[Records from a data collection]

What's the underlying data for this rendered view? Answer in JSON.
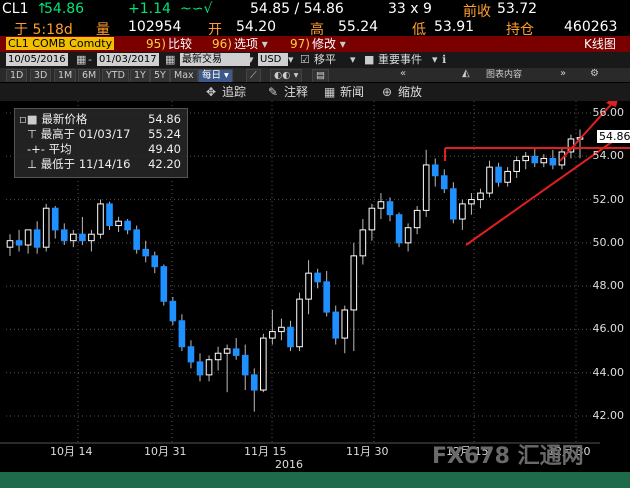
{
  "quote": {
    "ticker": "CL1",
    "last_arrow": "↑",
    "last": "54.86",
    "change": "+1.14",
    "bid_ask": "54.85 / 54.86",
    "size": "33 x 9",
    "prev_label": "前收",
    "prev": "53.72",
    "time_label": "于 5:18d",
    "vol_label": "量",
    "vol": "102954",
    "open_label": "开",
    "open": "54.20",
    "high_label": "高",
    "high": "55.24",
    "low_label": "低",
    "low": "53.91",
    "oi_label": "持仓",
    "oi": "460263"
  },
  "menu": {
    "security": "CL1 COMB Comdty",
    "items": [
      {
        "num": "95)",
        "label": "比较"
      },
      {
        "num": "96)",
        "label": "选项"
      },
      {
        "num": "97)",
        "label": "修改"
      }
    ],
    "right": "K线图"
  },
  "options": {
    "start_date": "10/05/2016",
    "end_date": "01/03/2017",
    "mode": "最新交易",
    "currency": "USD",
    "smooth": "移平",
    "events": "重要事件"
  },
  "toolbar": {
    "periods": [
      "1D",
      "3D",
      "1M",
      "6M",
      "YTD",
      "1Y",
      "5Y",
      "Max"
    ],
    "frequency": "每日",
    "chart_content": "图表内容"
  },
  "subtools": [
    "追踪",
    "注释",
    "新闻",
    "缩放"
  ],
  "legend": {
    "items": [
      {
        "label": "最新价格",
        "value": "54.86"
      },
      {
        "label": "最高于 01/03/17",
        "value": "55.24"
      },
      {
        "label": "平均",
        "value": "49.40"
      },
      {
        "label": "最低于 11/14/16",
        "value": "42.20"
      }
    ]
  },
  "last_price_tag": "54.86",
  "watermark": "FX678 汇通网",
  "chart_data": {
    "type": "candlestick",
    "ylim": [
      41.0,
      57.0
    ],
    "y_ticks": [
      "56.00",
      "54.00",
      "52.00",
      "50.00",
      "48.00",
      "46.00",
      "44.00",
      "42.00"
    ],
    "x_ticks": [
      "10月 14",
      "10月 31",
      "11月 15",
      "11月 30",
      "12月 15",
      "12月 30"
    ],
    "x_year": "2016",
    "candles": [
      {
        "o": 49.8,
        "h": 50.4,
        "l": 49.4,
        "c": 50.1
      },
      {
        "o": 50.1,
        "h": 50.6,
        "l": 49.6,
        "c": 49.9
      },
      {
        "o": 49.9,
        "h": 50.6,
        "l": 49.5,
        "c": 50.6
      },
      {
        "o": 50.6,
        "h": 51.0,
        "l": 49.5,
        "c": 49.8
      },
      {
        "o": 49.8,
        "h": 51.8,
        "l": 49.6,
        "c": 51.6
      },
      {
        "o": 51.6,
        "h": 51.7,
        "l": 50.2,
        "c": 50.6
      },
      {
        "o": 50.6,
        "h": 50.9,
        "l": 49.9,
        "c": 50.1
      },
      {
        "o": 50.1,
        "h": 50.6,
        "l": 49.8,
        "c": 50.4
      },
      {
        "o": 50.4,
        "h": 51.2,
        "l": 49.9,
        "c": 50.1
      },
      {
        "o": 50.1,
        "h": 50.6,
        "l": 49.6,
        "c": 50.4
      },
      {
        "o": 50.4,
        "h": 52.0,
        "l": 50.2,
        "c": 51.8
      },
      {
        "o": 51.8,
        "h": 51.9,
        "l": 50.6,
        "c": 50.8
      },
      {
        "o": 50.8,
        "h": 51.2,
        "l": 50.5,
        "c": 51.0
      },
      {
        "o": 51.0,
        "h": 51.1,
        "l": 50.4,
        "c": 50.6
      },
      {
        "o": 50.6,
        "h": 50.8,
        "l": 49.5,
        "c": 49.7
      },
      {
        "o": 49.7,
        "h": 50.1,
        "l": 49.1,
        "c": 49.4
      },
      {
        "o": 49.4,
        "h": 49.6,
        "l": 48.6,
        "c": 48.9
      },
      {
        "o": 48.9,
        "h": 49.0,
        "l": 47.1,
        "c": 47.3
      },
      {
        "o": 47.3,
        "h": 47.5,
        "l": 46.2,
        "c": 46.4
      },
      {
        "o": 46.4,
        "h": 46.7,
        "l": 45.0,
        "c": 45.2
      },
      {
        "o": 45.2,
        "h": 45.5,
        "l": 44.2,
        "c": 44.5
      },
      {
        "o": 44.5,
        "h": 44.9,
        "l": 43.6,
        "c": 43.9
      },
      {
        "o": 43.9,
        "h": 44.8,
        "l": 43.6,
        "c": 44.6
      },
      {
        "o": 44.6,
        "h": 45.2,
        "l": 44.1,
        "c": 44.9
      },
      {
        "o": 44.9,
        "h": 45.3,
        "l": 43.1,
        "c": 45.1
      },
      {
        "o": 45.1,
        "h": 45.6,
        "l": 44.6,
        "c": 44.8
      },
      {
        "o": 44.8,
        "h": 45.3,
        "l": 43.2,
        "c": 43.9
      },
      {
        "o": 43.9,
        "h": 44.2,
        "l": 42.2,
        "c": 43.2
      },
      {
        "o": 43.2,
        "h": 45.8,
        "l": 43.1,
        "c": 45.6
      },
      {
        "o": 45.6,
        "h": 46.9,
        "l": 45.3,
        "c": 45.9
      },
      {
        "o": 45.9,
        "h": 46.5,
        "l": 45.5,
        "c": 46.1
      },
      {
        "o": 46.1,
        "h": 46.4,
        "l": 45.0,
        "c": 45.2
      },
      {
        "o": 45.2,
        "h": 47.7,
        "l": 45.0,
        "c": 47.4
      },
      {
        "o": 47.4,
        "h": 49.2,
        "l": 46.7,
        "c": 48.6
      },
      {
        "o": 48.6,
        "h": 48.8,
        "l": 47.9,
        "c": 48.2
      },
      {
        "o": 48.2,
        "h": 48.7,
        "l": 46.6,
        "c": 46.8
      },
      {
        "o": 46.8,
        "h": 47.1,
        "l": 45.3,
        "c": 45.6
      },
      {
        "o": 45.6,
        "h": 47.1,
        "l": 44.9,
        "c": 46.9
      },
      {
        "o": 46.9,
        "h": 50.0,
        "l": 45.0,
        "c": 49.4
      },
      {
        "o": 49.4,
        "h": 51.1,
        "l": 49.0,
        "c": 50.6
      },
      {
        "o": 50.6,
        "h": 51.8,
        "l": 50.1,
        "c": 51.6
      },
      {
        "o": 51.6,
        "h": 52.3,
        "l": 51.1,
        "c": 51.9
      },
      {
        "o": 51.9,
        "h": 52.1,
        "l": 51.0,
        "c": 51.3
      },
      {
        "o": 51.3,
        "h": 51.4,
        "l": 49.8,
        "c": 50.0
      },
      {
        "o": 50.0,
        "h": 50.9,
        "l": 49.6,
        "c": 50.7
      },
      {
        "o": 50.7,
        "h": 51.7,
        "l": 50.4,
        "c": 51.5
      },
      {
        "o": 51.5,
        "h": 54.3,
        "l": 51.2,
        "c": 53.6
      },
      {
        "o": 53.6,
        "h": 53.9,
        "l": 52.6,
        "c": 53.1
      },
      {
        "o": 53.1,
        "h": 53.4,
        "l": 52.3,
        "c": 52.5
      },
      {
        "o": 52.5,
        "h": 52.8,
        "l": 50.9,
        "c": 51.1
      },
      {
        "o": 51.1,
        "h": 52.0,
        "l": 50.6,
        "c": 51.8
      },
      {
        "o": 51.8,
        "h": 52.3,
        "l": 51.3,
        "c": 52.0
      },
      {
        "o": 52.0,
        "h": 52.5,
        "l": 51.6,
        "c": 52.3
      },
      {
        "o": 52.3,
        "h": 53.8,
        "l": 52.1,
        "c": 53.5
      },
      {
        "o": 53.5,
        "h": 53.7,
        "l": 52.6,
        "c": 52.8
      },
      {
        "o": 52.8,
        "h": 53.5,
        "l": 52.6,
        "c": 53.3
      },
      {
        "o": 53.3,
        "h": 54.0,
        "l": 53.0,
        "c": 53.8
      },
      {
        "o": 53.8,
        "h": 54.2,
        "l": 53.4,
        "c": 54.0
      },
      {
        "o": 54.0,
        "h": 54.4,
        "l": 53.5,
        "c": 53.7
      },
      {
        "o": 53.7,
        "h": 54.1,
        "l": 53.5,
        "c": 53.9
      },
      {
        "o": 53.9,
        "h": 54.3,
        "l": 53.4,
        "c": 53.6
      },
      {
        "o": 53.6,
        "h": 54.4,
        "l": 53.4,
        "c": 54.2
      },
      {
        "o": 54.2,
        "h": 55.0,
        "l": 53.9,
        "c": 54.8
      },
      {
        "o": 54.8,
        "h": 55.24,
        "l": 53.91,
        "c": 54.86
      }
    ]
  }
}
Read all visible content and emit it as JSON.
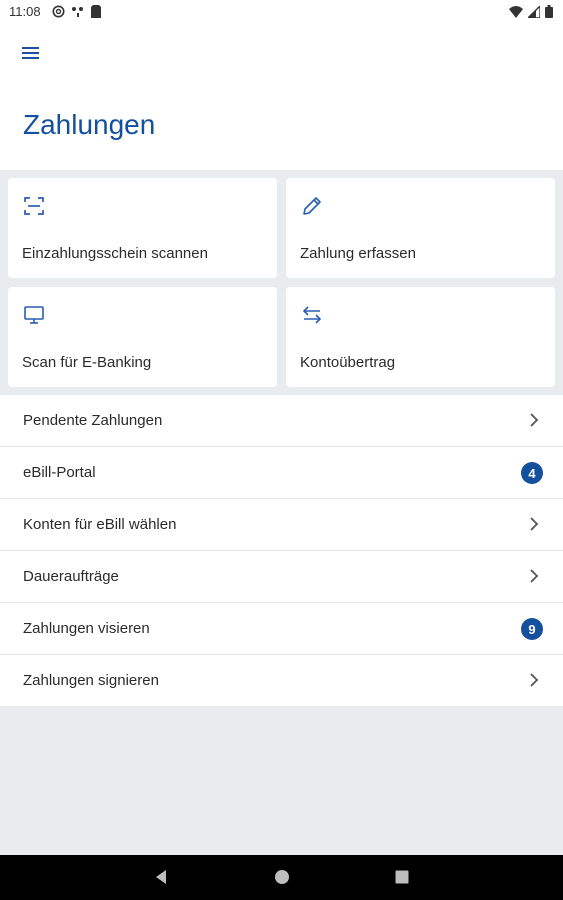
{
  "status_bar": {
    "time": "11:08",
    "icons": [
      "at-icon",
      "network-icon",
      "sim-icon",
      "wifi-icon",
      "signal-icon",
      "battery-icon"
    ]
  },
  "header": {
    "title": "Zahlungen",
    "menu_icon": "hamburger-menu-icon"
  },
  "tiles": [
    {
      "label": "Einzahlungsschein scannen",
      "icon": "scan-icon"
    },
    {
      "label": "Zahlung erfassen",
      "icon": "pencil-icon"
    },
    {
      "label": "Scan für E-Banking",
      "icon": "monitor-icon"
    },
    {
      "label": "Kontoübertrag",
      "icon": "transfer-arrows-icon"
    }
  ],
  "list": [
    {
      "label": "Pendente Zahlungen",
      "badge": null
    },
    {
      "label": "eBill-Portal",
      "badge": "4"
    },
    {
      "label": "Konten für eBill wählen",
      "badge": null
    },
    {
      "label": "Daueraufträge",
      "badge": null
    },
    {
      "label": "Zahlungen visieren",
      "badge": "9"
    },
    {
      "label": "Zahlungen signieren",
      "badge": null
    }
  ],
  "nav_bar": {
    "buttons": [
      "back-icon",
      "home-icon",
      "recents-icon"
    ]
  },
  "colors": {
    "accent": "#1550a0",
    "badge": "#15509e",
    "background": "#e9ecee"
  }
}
--
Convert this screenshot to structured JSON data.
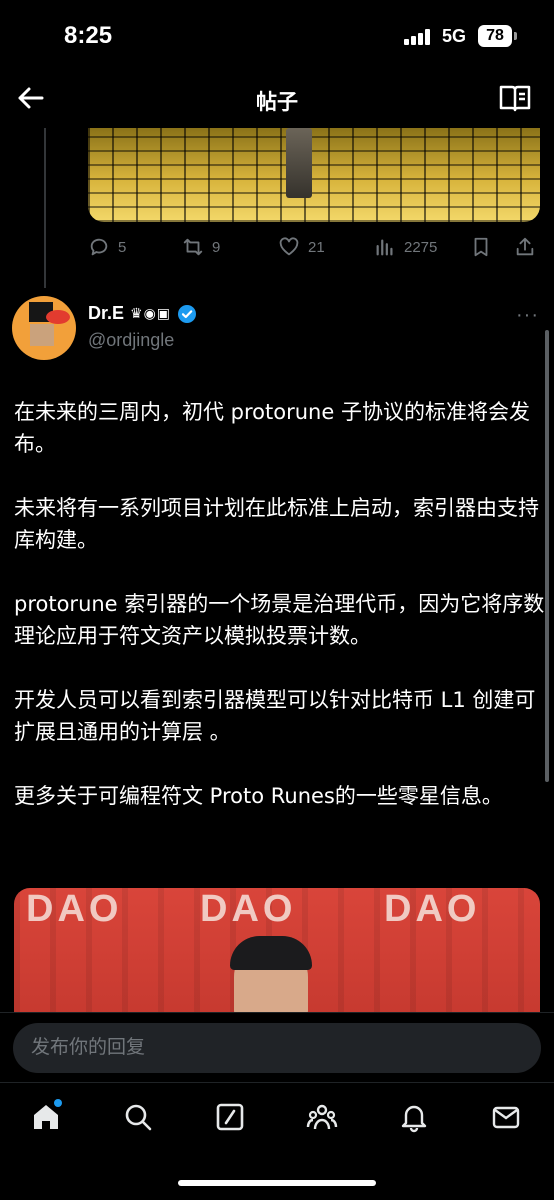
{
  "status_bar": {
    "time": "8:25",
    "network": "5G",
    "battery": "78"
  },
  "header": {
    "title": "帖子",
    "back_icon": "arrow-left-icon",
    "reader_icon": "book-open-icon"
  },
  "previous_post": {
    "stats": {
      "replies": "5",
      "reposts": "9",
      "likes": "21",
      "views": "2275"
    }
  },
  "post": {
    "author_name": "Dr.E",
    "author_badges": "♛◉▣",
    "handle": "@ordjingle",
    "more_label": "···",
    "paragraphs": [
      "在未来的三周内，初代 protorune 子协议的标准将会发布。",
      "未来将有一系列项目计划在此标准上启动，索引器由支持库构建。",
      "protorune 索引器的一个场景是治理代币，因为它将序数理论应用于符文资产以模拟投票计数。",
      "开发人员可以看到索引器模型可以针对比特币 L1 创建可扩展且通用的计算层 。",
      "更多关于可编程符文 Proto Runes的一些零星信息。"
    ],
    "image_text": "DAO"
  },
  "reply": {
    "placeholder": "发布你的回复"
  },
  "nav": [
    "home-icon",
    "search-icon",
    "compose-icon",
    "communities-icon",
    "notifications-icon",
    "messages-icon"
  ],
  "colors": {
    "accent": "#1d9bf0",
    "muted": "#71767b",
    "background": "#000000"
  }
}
---
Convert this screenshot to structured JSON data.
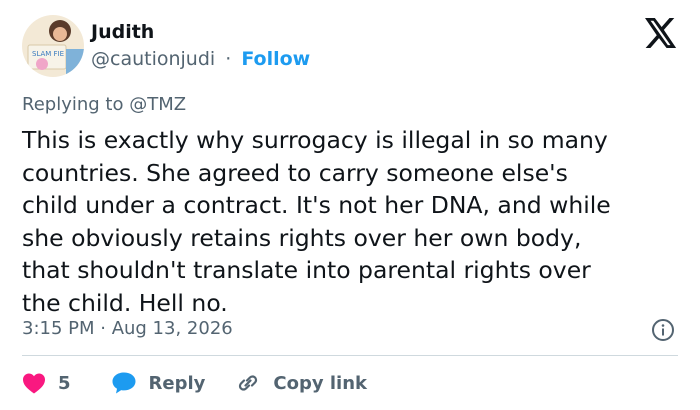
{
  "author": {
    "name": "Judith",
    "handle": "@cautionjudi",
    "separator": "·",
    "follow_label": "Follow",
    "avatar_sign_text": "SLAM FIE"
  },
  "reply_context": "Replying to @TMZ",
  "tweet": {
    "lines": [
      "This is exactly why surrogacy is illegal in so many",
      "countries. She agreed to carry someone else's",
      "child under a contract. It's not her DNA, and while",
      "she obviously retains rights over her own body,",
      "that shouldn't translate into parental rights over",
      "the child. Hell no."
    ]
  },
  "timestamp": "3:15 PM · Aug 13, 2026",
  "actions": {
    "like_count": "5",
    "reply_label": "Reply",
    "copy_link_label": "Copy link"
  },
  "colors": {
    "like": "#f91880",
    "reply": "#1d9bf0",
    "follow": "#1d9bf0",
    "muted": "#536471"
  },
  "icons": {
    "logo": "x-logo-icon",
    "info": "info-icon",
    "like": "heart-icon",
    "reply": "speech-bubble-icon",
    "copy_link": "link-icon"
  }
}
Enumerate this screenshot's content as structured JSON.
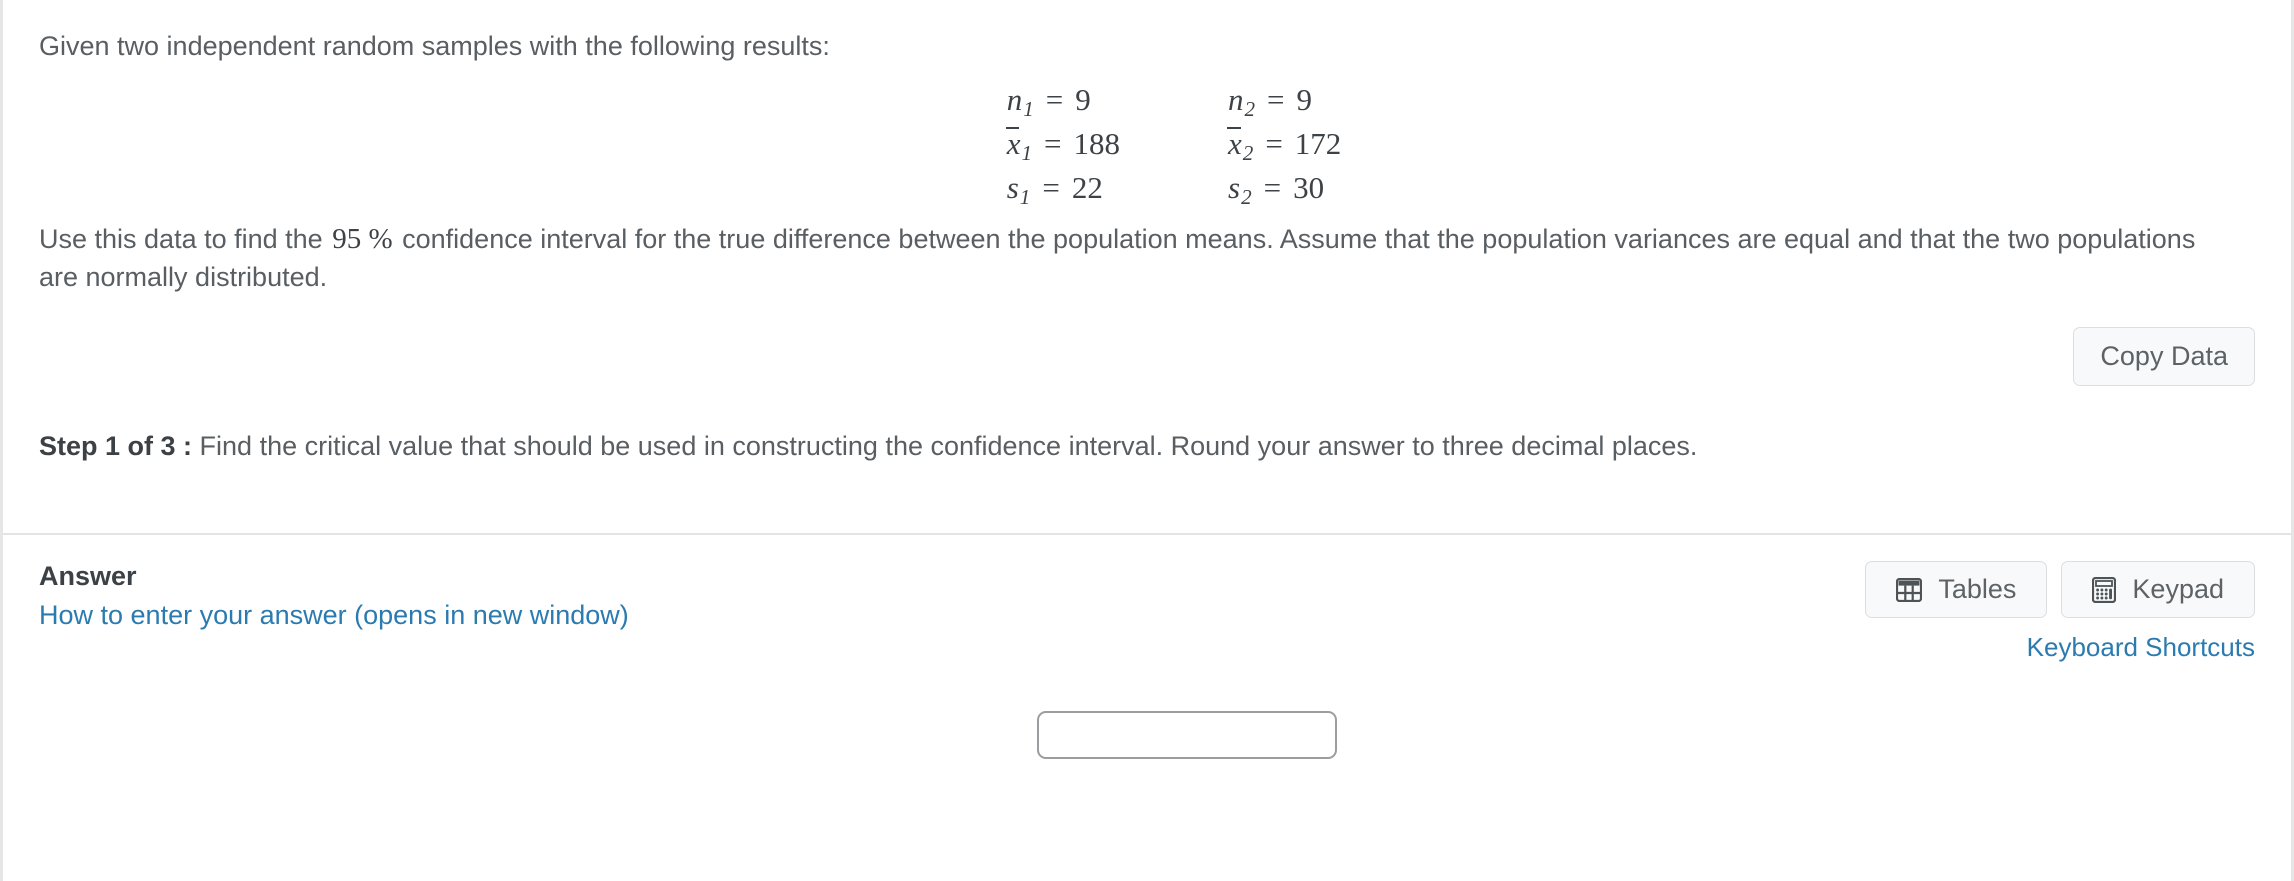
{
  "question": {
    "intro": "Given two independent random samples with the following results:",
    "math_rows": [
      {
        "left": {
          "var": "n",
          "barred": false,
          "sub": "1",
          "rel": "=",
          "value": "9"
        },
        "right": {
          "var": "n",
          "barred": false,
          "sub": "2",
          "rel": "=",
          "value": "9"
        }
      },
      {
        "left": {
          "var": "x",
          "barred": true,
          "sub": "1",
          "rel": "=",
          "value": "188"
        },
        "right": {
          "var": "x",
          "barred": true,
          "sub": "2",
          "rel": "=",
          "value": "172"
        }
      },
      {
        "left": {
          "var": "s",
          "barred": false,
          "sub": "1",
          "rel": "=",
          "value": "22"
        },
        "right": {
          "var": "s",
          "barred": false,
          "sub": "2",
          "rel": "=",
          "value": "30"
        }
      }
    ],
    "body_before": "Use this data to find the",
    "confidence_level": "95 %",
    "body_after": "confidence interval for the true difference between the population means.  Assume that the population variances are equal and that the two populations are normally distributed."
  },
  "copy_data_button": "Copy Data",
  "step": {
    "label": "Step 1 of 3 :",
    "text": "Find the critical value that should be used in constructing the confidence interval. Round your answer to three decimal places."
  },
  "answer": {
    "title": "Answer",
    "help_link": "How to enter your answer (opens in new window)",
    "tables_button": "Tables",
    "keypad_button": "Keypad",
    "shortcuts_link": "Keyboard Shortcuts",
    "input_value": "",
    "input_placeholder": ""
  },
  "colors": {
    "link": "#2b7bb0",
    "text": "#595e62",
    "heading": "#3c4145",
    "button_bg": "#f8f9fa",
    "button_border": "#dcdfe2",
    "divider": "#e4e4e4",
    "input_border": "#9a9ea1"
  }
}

**Work required:**
Each line that has the word "title" should be copied.

**Result of this exercise:**
    "title": "Zahlungen",
    "title": "帖子",
    "title": "Answer",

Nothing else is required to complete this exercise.